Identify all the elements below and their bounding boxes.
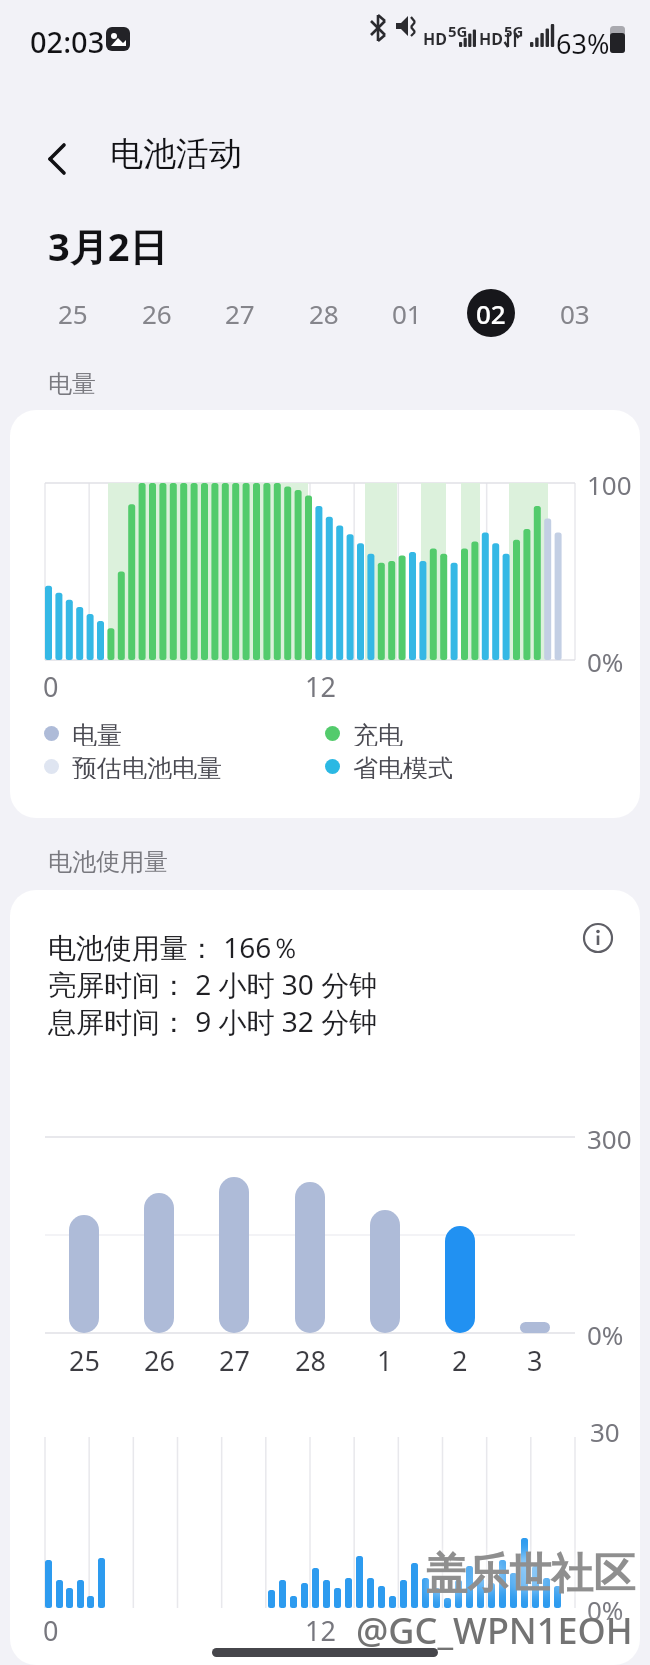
staticText: 300 [587, 1121, 632, 1156]
staticText: @GC_WPN1EOH [356, 1606, 633, 1655]
staticText: 5G [504, 21, 524, 41]
staticText: 预估电池电量 [72, 753, 222, 779]
staticText: 28 [309, 296, 339, 331]
button[interactable]: 01 [383, 289, 431, 337]
button[interactable]: 28 [300, 289, 348, 337]
staticText: 2 [452, 1342, 468, 1379]
button[interactable]: 充电 [325, 720, 403, 746]
staticText: 3 [527, 1342, 543, 1379]
staticText: 0% [587, 644, 624, 679]
staticText: 12 [305, 668, 336, 705]
staticText: 26 [142, 296, 172, 331]
staticText: 电池使用量 [48, 847, 168, 877]
staticText: 26 [144, 1342, 175, 1379]
staticText: 3月2日 [48, 220, 168, 272]
button[interactable] [30, 130, 85, 185]
button[interactable] [580, 920, 616, 956]
staticText: 30 [590, 1414, 620, 1449]
staticText: 1 [377, 1342, 393, 1379]
staticText: HD [423, 28, 447, 50]
staticText: 省电模式 [353, 753, 453, 779]
button[interactable]: 电量 [44, 720, 122, 746]
staticText: 电量 [72, 720, 122, 746]
button[interactable]: 03 [551, 289, 599, 337]
staticText: 0% [587, 1317, 624, 1352]
button[interactable]: 省电模式 [325, 753, 453, 779]
staticText: 28 [295, 1342, 326, 1379]
staticText: 充电 [353, 720, 403, 746]
staticText: 02:03 [30, 22, 105, 61]
button[interactable]: 02 [467, 289, 515, 337]
staticText: 电池使用量： 166％ [48, 928, 300, 966]
staticText: 电量 [48, 369, 96, 399]
staticText: 27 [225, 296, 255, 331]
staticText: 0 [43, 668, 59, 705]
staticText: 盖乐世社区 [425, 1548, 635, 1601]
staticText: 0% [587, 1592, 624, 1627]
staticText: HD [479, 28, 503, 50]
staticText: 100 [587, 467, 632, 502]
staticText: 01 [392, 296, 422, 331]
staticText: 息屏时间： 9 小时 32 分钟 [48, 1002, 378, 1040]
staticText: 12 [305, 1612, 336, 1649]
staticText: 25 [58, 296, 88, 331]
staticText: 02 [476, 296, 506, 331]
staticText: 0 [43, 1612, 59, 1649]
staticText: 电池活动 [110, 133, 242, 175]
staticText: 03 [560, 296, 590, 331]
staticText: 亮屏时间： 2 小时 30 分钟 [48, 965, 378, 1003]
staticText: 27 [219, 1342, 250, 1379]
staticText: 63% [556, 25, 610, 62]
staticText: 25 [69, 1342, 100, 1379]
staticText: 5G [448, 21, 468, 41]
button[interactable]: 27 [216, 289, 264, 337]
button[interactable]: 26 [133, 289, 181, 337]
button[interactable]: 预估电池电量 [44, 753, 222, 779]
button[interactable]: 25 [49, 289, 97, 337]
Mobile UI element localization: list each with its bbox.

**TASK STATEMENT**.
Print the lines exactly as they appear, from the line that contains "staticText: 300 [587, 1121, 632, 1156]" through the line that contains "staticText: 盖乐世社区 [425, 1548, 635, 1601]", including both of those lines.

**RESULT**.
staticText: 300 [587, 1121, 632, 1156]
staticText: @GC_WPN1EOH [356, 1606, 633, 1655]
staticText: 5G [504, 21, 524, 41]
staticText: 预估电池电量 [72, 753, 222, 779]
staticText: 28 [309, 296, 339, 331]
button[interactable]: 01 [383, 289, 431, 337]
button[interactable]: 28 [300, 289, 348, 337]
staticText: 2 [452, 1342, 468, 1379]
button[interactable]: 充电 [325, 720, 403, 746]
staticText: 3 [527, 1342, 543, 1379]
staticText: 0% [587, 644, 624, 679]
staticText: 12 [305, 668, 336, 705]
staticText: 26 [142, 296, 172, 331]
staticText: 电池使用量 [48, 847, 168, 877]
staticText: 26 [144, 1342, 175, 1379]
staticText: 3月2日 [48, 220, 168, 272]
button[interactable] [30, 130, 85, 185]
button[interactable] [580, 920, 616, 956]
staticText: 30 [590, 1414, 620, 1449]
staticText: 1 [377, 1342, 393, 1379]
staticText: HD [423, 28, 447, 50]
staticText: 省电模式 [353, 753, 453, 779]
button[interactable]: 电量 [44, 720, 122, 746]
staticText: 电量 [72, 720, 122, 746]
button[interactable]: 03 [551, 289, 599, 337]
staticText: 0% [587, 1317, 624, 1352]
button[interactable]: 省电模式 [325, 753, 453, 779]
staticText: 28 [295, 1342, 326, 1379]
staticText: 充电 [353, 720, 403, 746]
staticText: 02:03 [30, 22, 105, 61]
button[interactable]: 02 [467, 289, 515, 337]
staticText: 电池使用量： 166％ [48, 928, 300, 966]
staticText: 电量 [48, 369, 96, 399]
staticText: 27 [225, 296, 255, 331]
staticText: 0 [43, 668, 59, 705]
staticText: 盖乐世社区 [425, 1548, 635, 1601]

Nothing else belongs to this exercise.